■ **Entries provided**

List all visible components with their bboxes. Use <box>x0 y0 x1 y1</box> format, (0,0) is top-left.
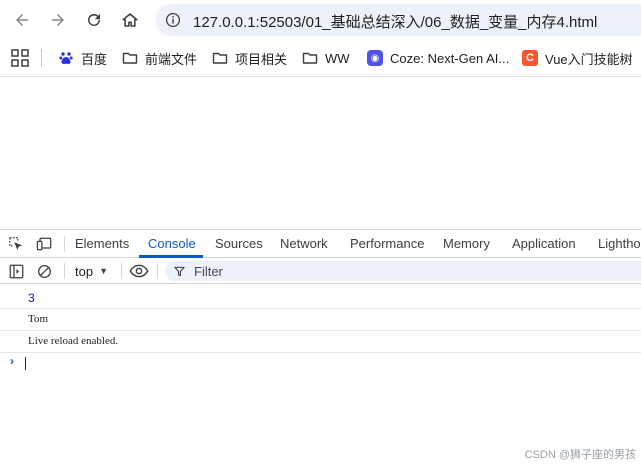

---

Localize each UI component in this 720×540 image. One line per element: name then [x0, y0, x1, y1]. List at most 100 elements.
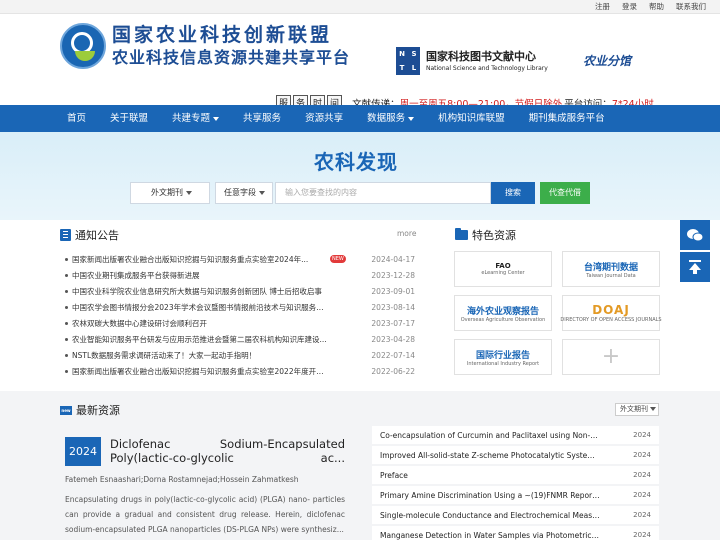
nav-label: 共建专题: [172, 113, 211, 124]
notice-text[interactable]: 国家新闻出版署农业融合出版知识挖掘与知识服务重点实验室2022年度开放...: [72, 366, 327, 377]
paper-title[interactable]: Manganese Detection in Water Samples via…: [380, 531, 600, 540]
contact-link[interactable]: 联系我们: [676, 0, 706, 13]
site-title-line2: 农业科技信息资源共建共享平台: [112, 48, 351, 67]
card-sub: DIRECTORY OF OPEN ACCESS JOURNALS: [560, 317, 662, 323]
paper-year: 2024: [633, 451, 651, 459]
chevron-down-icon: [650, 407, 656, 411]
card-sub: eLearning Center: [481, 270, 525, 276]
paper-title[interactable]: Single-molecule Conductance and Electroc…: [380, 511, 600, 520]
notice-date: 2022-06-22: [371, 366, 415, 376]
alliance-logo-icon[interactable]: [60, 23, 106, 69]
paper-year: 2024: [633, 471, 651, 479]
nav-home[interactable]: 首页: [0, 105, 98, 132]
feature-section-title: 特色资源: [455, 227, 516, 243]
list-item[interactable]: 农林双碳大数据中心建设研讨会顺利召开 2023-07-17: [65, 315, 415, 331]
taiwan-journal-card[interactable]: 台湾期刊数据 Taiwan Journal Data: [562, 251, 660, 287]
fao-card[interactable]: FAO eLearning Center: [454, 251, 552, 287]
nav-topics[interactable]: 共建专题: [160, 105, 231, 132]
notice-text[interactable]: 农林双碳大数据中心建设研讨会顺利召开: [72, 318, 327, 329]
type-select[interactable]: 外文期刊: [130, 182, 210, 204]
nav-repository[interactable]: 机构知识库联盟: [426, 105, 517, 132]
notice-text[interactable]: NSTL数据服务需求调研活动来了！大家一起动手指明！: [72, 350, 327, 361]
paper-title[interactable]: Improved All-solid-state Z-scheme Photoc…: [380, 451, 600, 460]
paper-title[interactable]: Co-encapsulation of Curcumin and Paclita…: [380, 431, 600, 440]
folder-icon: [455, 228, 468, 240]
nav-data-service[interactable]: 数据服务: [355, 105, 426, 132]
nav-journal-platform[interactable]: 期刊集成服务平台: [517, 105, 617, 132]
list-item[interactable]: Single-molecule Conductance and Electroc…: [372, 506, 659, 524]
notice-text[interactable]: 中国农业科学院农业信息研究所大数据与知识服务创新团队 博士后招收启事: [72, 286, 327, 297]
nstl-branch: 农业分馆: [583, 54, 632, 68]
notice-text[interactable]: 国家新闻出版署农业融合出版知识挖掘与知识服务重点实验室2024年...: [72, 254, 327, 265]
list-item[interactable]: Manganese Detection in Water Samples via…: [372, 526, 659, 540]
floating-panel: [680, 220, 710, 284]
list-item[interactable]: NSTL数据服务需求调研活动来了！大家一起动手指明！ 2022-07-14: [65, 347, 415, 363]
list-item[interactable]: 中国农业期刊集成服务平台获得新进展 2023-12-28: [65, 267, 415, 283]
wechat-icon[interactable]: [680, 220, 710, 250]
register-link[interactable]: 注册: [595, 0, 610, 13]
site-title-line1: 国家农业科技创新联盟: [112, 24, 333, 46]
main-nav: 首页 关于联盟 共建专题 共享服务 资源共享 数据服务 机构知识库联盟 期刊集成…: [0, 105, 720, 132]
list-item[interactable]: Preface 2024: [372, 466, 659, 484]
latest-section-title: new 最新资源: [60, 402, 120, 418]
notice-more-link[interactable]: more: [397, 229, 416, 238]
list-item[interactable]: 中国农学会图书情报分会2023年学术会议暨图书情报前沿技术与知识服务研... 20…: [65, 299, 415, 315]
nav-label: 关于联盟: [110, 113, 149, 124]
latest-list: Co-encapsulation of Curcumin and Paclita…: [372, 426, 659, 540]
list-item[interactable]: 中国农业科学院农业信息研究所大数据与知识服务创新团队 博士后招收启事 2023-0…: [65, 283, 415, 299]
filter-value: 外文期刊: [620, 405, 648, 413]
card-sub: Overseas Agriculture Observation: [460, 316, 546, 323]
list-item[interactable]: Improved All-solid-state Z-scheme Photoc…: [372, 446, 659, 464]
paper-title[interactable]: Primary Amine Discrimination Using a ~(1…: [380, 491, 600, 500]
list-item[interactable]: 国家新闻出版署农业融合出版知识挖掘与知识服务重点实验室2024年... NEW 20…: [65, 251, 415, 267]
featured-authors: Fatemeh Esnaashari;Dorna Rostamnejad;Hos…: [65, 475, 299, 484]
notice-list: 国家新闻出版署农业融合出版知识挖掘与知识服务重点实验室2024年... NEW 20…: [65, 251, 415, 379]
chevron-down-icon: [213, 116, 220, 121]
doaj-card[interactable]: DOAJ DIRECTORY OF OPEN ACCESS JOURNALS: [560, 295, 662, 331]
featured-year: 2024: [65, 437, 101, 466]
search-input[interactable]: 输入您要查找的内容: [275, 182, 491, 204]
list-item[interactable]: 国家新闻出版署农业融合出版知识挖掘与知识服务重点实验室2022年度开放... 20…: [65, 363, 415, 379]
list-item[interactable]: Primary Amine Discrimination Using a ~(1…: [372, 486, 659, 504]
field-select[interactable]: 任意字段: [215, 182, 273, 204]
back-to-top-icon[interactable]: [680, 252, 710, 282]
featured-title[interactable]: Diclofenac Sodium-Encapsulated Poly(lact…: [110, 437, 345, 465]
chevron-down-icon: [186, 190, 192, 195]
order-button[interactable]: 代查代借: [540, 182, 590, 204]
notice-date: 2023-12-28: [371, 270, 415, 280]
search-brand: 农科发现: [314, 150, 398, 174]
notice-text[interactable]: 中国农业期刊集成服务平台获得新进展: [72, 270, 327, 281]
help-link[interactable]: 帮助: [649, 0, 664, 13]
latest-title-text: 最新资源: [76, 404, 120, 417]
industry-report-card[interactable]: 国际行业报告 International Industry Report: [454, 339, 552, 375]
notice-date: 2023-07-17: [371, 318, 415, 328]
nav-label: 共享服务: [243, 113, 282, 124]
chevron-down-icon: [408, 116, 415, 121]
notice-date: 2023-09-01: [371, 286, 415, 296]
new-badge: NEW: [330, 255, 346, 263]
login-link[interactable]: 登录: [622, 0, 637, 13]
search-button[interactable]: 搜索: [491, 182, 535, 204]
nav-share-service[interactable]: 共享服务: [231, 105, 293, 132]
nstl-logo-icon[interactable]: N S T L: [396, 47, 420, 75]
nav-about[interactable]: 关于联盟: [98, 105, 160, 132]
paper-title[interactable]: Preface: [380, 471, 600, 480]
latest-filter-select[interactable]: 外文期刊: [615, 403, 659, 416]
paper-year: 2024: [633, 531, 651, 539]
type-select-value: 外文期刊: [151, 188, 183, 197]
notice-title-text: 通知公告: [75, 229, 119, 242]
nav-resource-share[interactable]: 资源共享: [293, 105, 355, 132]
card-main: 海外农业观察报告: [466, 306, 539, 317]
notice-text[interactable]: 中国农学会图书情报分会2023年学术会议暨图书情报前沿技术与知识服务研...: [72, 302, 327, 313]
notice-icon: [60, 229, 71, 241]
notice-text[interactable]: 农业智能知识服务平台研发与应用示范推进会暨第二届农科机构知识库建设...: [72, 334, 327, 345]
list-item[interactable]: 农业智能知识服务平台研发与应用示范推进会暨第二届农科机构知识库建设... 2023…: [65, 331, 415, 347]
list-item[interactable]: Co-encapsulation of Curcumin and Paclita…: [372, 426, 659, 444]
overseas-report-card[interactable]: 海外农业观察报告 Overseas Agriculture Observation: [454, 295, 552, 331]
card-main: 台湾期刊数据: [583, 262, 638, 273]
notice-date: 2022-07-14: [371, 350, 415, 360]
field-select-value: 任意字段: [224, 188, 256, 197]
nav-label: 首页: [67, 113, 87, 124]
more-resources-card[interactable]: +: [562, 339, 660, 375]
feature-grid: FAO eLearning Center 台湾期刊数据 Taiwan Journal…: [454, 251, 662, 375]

■ **Written problem**
Express the material as a numbered list with blank lines dropped, starting with the line with "Localize each UI" and going on through the line with "notice-date: 2022-06-22: [371, 366, 415, 376]", both included. Leave the pictures out of the answer.

■ **Exercise result**
1. Localize each UI component in this 720×540 image. One line per element: name then [x0, y0, x1, y1]. List at most 100 elements.
2. nav-label: 共建专题: [172, 113, 211, 124]
3. notice-text[interactable]: 国家新闻出版署农业融合出版知识挖掘与知识服务重点实验室2022年度开放...: [72, 366, 327, 377]
4. paper-title[interactable]: Manganese Detection in Water Samples via…: [380, 531, 600, 540]
5. contact-link[interactable]: 联系我们: [676, 0, 706, 13]
6. site-title-line2: 农业科技信息资源共建共享平台: [112, 48, 351, 67]
7. card-sub: DIRECTORY OF OPEN ACCESS JOURNALS: [560, 317, 662, 323]
8. paper-year: 2024: [633, 451, 651, 459]
9. chevron-down-icon: [650, 407, 656, 411]
10. card-sub: eLearning Center: [481, 270, 525, 276]
11. paper-title[interactable]: Single-molecule Conductance and Electroc…: [380, 511, 600, 520]
12. notice-date: 2022-06-22: [371, 366, 415, 376]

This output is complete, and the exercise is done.